>> begin
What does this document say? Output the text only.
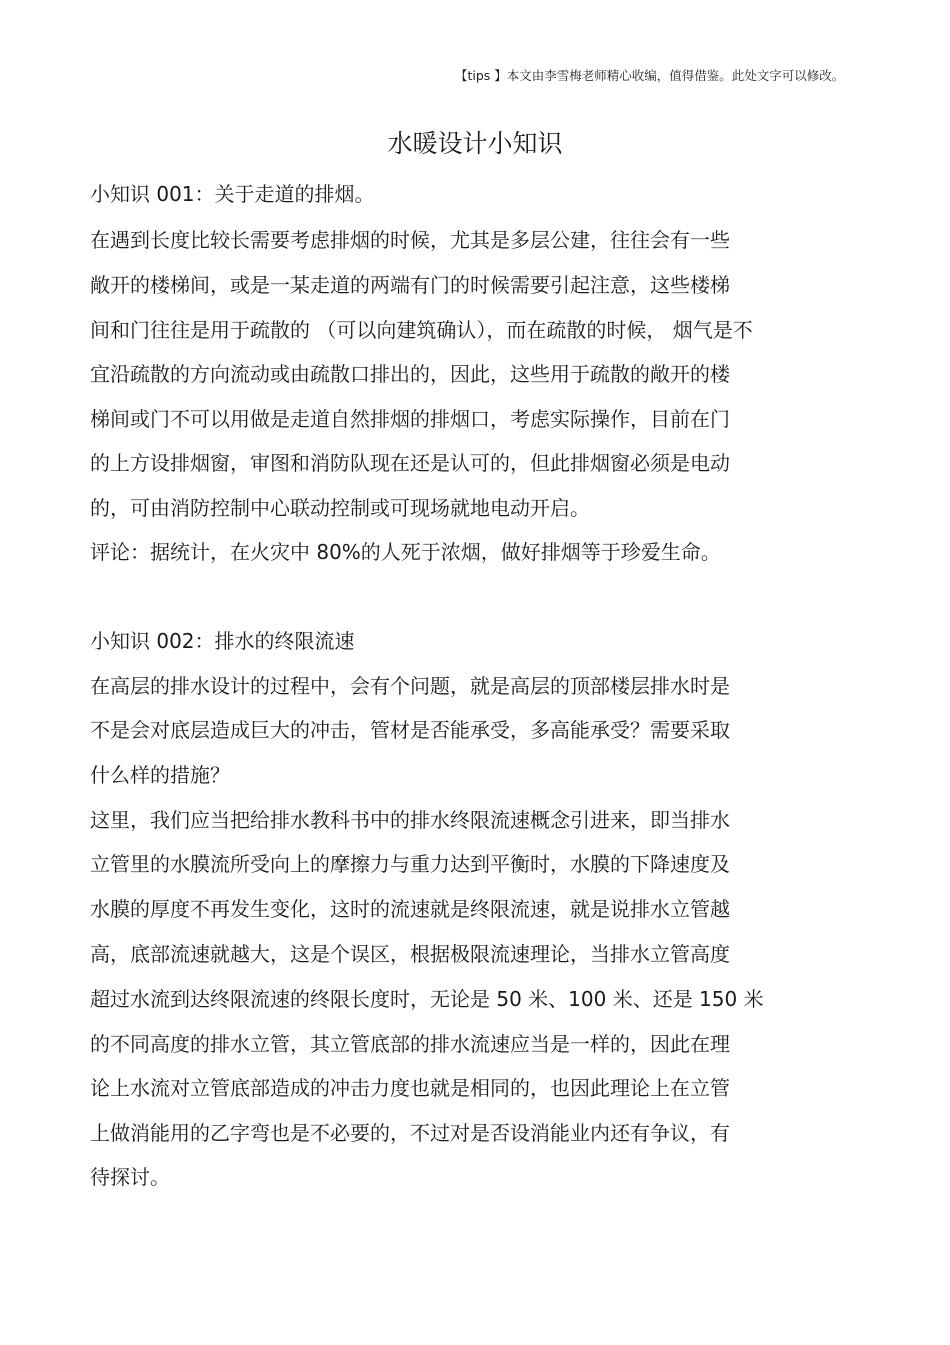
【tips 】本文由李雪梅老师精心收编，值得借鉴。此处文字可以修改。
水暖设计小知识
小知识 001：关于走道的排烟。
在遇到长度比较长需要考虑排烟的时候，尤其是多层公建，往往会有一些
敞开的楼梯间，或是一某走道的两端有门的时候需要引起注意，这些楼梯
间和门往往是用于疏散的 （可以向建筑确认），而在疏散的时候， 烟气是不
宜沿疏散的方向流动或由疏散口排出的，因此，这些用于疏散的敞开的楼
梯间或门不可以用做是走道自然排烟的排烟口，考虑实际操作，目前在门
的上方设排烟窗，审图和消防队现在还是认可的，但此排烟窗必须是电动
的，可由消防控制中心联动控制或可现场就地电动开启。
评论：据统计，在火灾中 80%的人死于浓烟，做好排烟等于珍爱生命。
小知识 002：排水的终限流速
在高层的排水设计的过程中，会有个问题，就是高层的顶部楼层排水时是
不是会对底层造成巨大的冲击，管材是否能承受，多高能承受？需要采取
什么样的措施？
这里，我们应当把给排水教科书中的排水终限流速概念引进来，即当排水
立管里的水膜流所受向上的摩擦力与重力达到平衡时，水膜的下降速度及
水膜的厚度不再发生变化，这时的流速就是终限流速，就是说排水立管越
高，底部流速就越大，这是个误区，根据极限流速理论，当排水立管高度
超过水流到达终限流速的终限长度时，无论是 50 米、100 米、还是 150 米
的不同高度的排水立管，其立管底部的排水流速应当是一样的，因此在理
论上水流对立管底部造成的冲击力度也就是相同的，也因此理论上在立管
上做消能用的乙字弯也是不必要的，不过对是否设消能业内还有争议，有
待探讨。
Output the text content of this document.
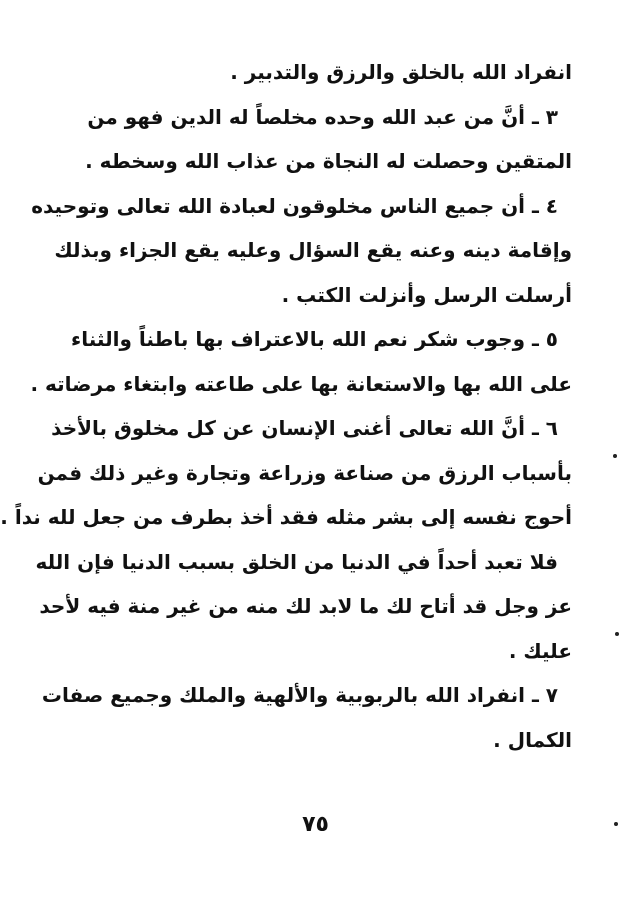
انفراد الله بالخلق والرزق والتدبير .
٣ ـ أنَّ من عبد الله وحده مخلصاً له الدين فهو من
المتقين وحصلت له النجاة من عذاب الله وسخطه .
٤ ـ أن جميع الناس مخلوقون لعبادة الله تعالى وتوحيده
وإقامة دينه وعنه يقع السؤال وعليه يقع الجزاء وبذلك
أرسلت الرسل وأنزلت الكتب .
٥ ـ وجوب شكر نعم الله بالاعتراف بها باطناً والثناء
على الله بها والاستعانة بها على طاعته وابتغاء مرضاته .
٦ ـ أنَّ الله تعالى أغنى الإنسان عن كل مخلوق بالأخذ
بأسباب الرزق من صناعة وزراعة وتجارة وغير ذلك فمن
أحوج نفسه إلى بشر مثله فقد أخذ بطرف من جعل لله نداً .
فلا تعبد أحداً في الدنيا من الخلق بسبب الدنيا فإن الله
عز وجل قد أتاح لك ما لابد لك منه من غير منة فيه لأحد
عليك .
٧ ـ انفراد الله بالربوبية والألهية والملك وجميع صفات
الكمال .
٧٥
>> end
>> begin
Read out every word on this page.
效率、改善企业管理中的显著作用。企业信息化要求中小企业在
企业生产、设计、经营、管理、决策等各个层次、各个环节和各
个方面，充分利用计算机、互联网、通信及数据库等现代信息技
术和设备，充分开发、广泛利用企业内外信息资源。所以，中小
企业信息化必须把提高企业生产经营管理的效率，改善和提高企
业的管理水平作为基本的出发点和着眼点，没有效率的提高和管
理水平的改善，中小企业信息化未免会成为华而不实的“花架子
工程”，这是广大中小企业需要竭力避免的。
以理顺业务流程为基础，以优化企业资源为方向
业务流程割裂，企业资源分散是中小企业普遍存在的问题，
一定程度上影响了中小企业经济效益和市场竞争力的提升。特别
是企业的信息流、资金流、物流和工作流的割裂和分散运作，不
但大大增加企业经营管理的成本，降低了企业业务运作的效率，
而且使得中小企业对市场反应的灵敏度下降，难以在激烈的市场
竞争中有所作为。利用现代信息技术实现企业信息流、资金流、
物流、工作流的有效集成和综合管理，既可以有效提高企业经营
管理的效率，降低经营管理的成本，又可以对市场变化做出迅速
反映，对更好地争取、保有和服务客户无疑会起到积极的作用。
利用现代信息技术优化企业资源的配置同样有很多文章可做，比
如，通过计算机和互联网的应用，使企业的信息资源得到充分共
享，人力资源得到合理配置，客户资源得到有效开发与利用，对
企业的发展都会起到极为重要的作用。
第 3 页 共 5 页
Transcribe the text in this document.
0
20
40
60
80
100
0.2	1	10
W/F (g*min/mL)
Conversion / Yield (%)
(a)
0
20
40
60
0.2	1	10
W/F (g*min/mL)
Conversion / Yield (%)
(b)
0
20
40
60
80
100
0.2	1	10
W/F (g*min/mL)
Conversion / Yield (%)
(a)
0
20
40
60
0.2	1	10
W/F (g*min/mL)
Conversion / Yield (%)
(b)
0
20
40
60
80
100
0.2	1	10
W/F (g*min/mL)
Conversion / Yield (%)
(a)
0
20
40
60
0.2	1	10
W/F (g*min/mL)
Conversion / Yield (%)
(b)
>> end
**What the exercise asks**. Report how many lines hold the string "تعالى", giving the number and nothing else.

**Expected output**. 2